* BEGIN MATERIAL PROVIDED *

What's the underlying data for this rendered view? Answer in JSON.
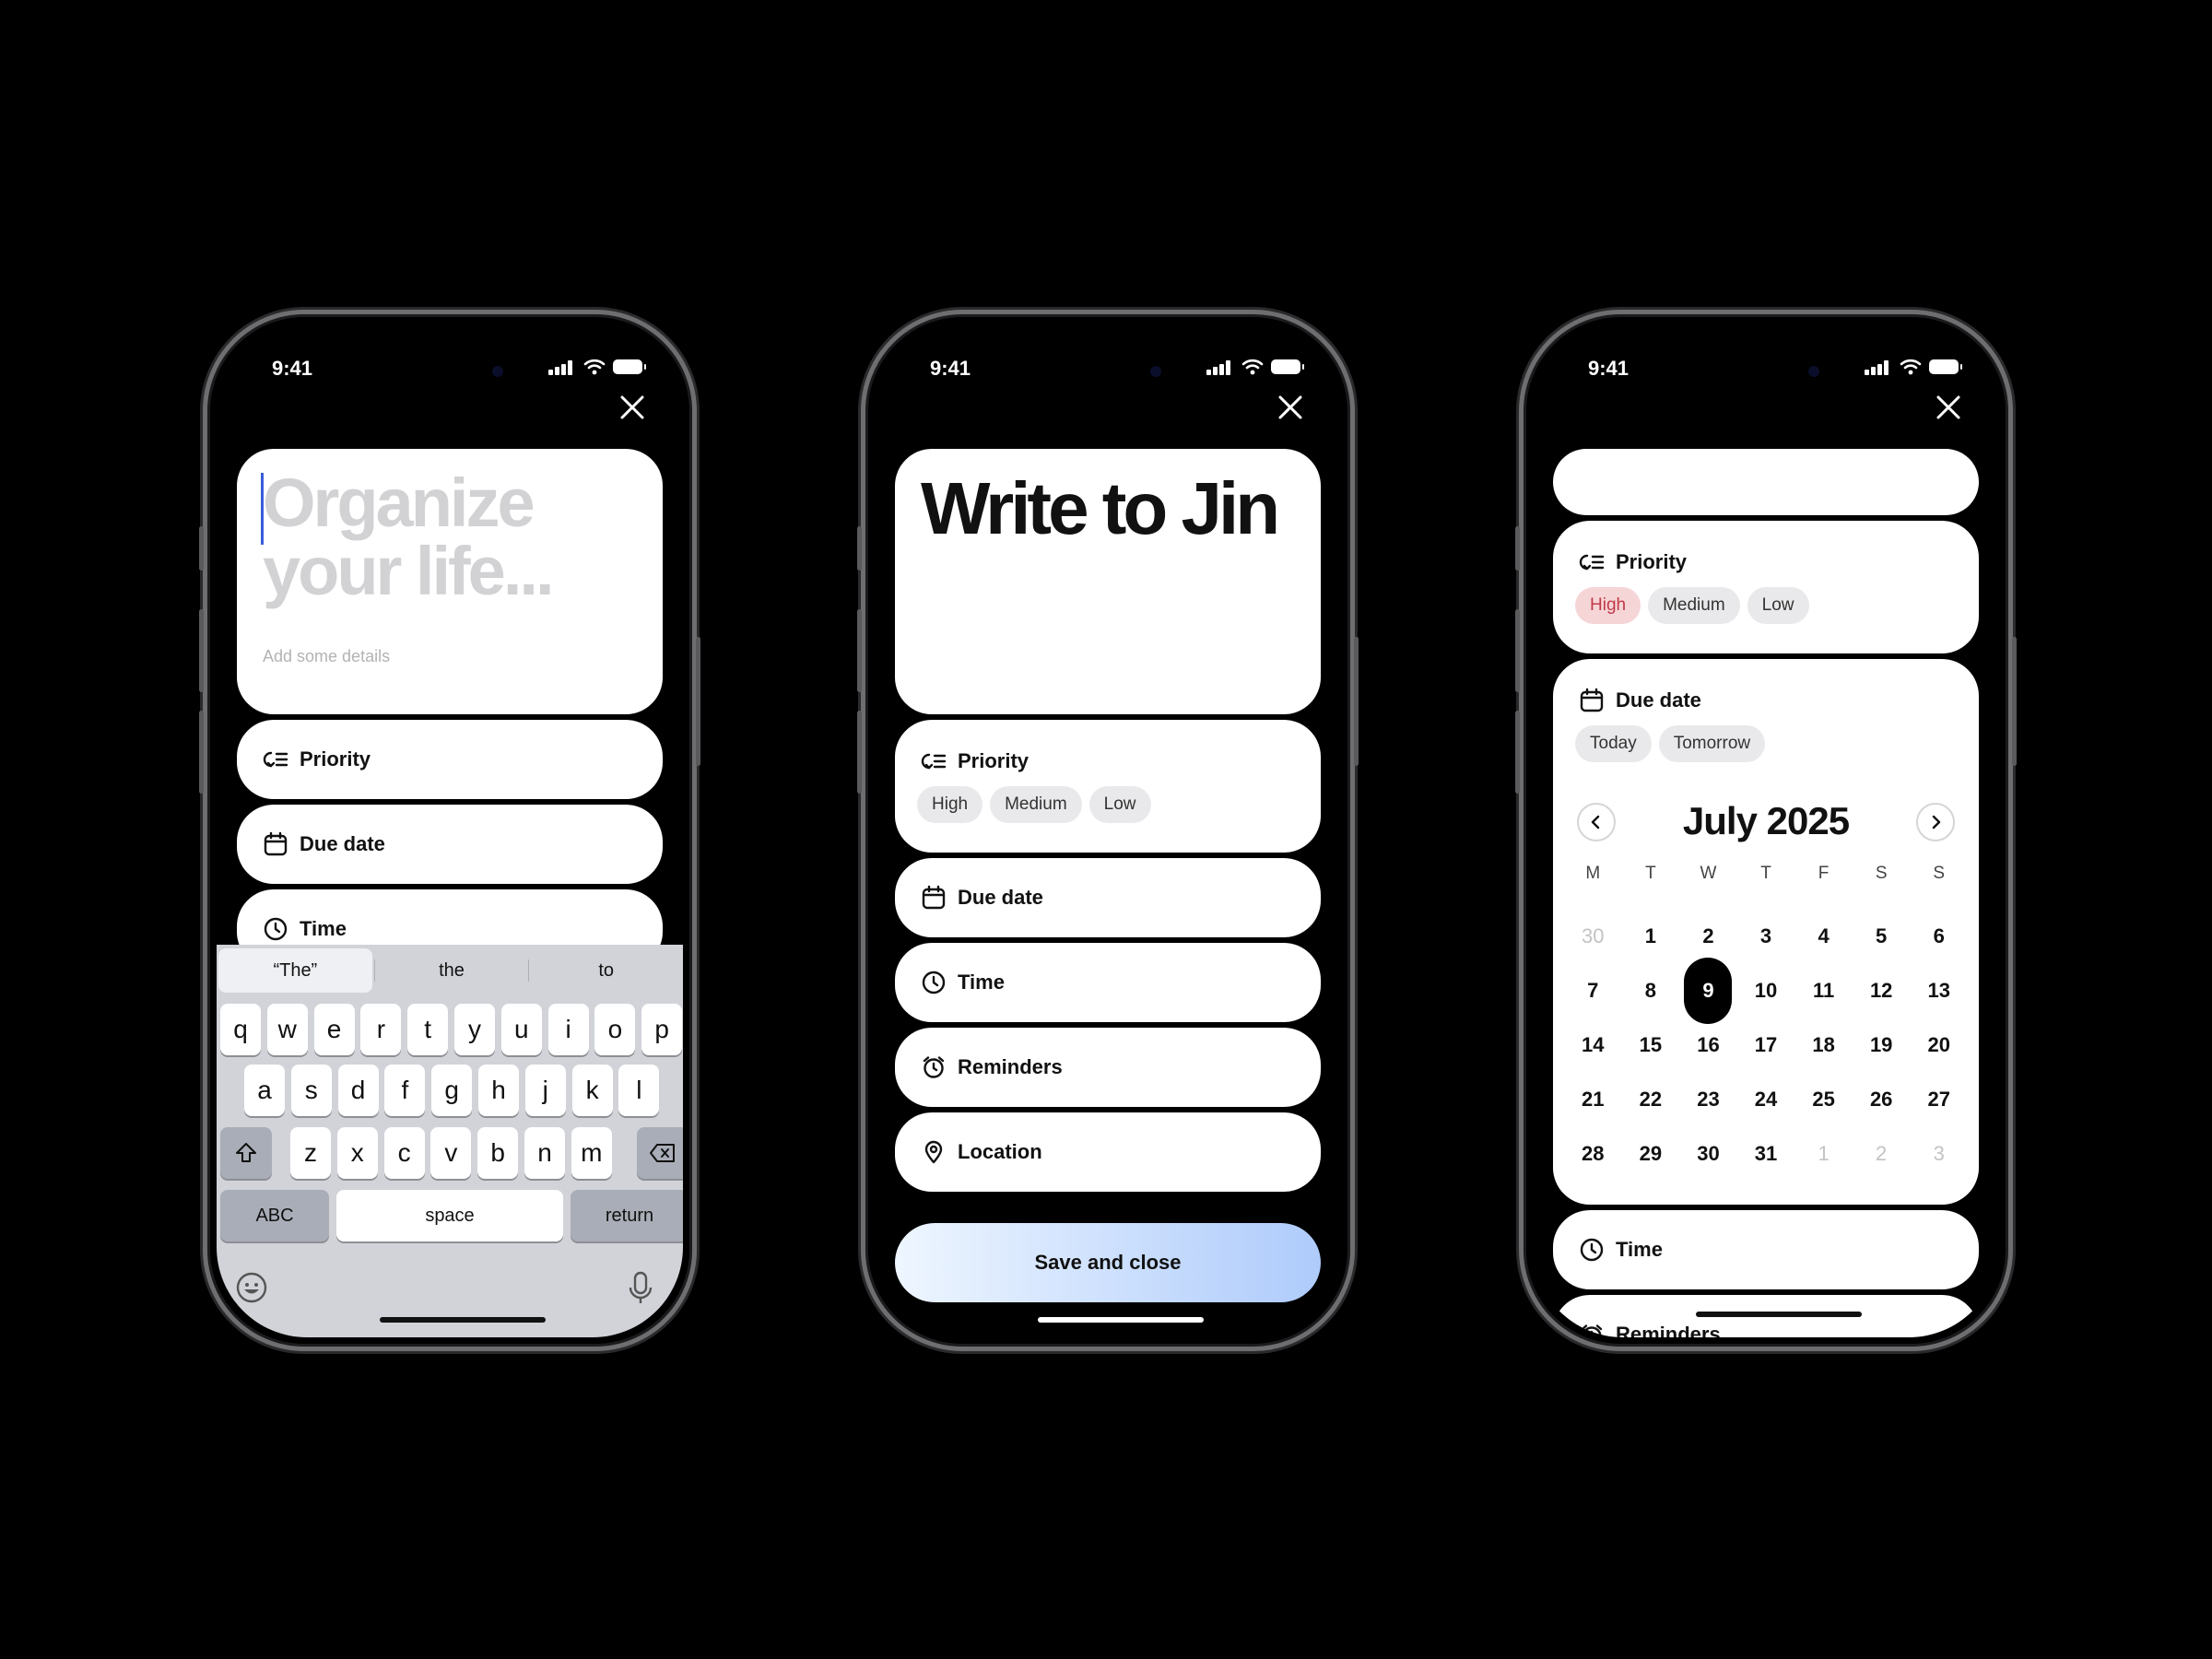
{
  "status": {
    "time": "9:41"
  },
  "phone1": {
    "title_placeholder_line1": "Organize",
    "title_placeholder_line2": "your life...",
    "details_placeholder": "Add some details",
    "rows": {
      "priority": "Priority",
      "due_date": "Due date",
      "time": "Time"
    },
    "keyboard": {
      "suggestions": [
        "“The”",
        "the",
        "to"
      ],
      "row1": [
        "q",
        "w",
        "e",
        "r",
        "t",
        "y",
        "u",
        "i",
        "o",
        "p"
      ],
      "row2": [
        "a",
        "s",
        "d",
        "f",
        "g",
        "h",
        "j",
        "k",
        "l"
      ],
      "row3": [
        "z",
        "x",
        "c",
        "v",
        "b",
        "n",
        "m"
      ],
      "abc": "ABC",
      "space": "space",
      "return": "return"
    }
  },
  "phone2": {
    "title": "Write to Jin",
    "priority_label": "Priority",
    "priority_options": [
      "High",
      "Medium",
      "Low"
    ],
    "rows": {
      "due_date": "Due date",
      "time": "Time",
      "reminders": "Reminders",
      "location": "Location"
    },
    "save_label": "Save and close"
  },
  "phone3": {
    "priority_label": "Priority",
    "priority_options": [
      "High",
      "Medium",
      "Low"
    ],
    "priority_selected": "High",
    "due_label": "Due date",
    "due_options": [
      "Today",
      "Tomorrow"
    ],
    "calendar": {
      "month_title": "July 2025",
      "weekdays": [
        "M",
        "T",
        "W",
        "T",
        "F",
        "S",
        "S"
      ],
      "weeks": [
        [
          "30",
          "1",
          "2",
          "3",
          "4",
          "5",
          "6"
        ],
        [
          "7",
          "8",
          "9",
          "10",
          "11",
          "12",
          "13"
        ],
        [
          "14",
          "15",
          "16",
          "17",
          "18",
          "19",
          "20"
        ],
        [
          "21",
          "22",
          "23",
          "24",
          "25",
          "26",
          "27"
        ],
        [
          "28",
          "29",
          "30",
          "31",
          "1",
          "2",
          "3"
        ]
      ],
      "selected_day": "9"
    },
    "time_label": "Time",
    "reminders_label": "Reminders"
  },
  "colors": {
    "background": "#000000",
    "card": "#ffffff",
    "chip": "#e9e9eb",
    "chip_high_selected_bg": "#f6d5d7",
    "chip_high_selected_text": "#c13a48",
    "save_gradient_start": "#eef6ff",
    "save_gradient_end": "#aecbfb",
    "cursor": "#3b5bdb"
  }
}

* END MATERIAL PROVIDED *

◆ WHAT TO DO ◆
Reproduce all the records verbatim, excluding images.

◆ RIGHT ANSWER ◆
What's the underlying data for this rendered view? Answer in JSON.
{
  "status": {
    "time": "9:41"
  },
  "phone1": {
    "title_placeholder_line1": "Organize",
    "title_placeholder_line2": "your life...",
    "details_placeholder": "Add some details",
    "rows": {
      "priority": "Priority",
      "due_date": "Due date",
      "time": "Time"
    },
    "keyboard": {
      "suggestions": [
        "“The”",
        "the",
        "to"
      ],
      "row1": [
        "q",
        "w",
        "e",
        "r",
        "t",
        "y",
        "u",
        "i",
        "o",
        "p"
      ],
      "row2": [
        "a",
        "s",
        "d",
        "f",
        "g",
        "h",
        "j",
        "k",
        "l"
      ],
      "row3": [
        "z",
        "x",
        "c",
        "v",
        "b",
        "n",
        "m"
      ],
      "abc": "ABC",
      "space": "space",
      "return": "return"
    }
  },
  "phone2": {
    "title": "Write to Jin",
    "priority_label": "Priority",
    "priority_options": [
      "High",
      "Medium",
      "Low"
    ],
    "rows": {
      "due_date": "Due date",
      "time": "Time",
      "reminders": "Reminders",
      "location": "Location"
    },
    "save_label": "Save and close"
  },
  "phone3": {
    "priority_label": "Priority",
    "priority_options": [
      "High",
      "Medium",
      "Low"
    ],
    "priority_selected": "High",
    "due_label": "Due date",
    "due_options": [
      "Today",
      "Tomorrow"
    ],
    "calendar": {
      "month_title": "July 2025",
      "weekdays": [
        "M",
        "T",
        "W",
        "T",
        "F",
        "S",
        "S"
      ],
      "weeks": [
        [
          "30",
          "1",
          "2",
          "3",
          "4",
          "5",
          "6"
        ],
        [
          "7",
          "8",
          "9",
          "10",
          "11",
          "12",
          "13"
        ],
        [
          "14",
          "15",
          "16",
          "17",
          "18",
          "19",
          "20"
        ],
        [
          "21",
          "22",
          "23",
          "24",
          "25",
          "26",
          "27"
        ],
        [
          "28",
          "29",
          "30",
          "31",
          "1",
          "2",
          "3"
        ]
      ],
      "selected_day": "9"
    },
    "time_label": "Time",
    "reminders_label": "Reminders"
  },
  "colors": {
    "background": "#000000",
    "card": "#ffffff",
    "chip": "#e9e9eb",
    "chip_high_selected_bg": "#f6d5d7",
    "chip_high_selected_text": "#c13a48",
    "save_gradient_start": "#eef6ff",
    "save_gradient_end": "#aecbfb",
    "cursor": "#3b5bdb"
  }
}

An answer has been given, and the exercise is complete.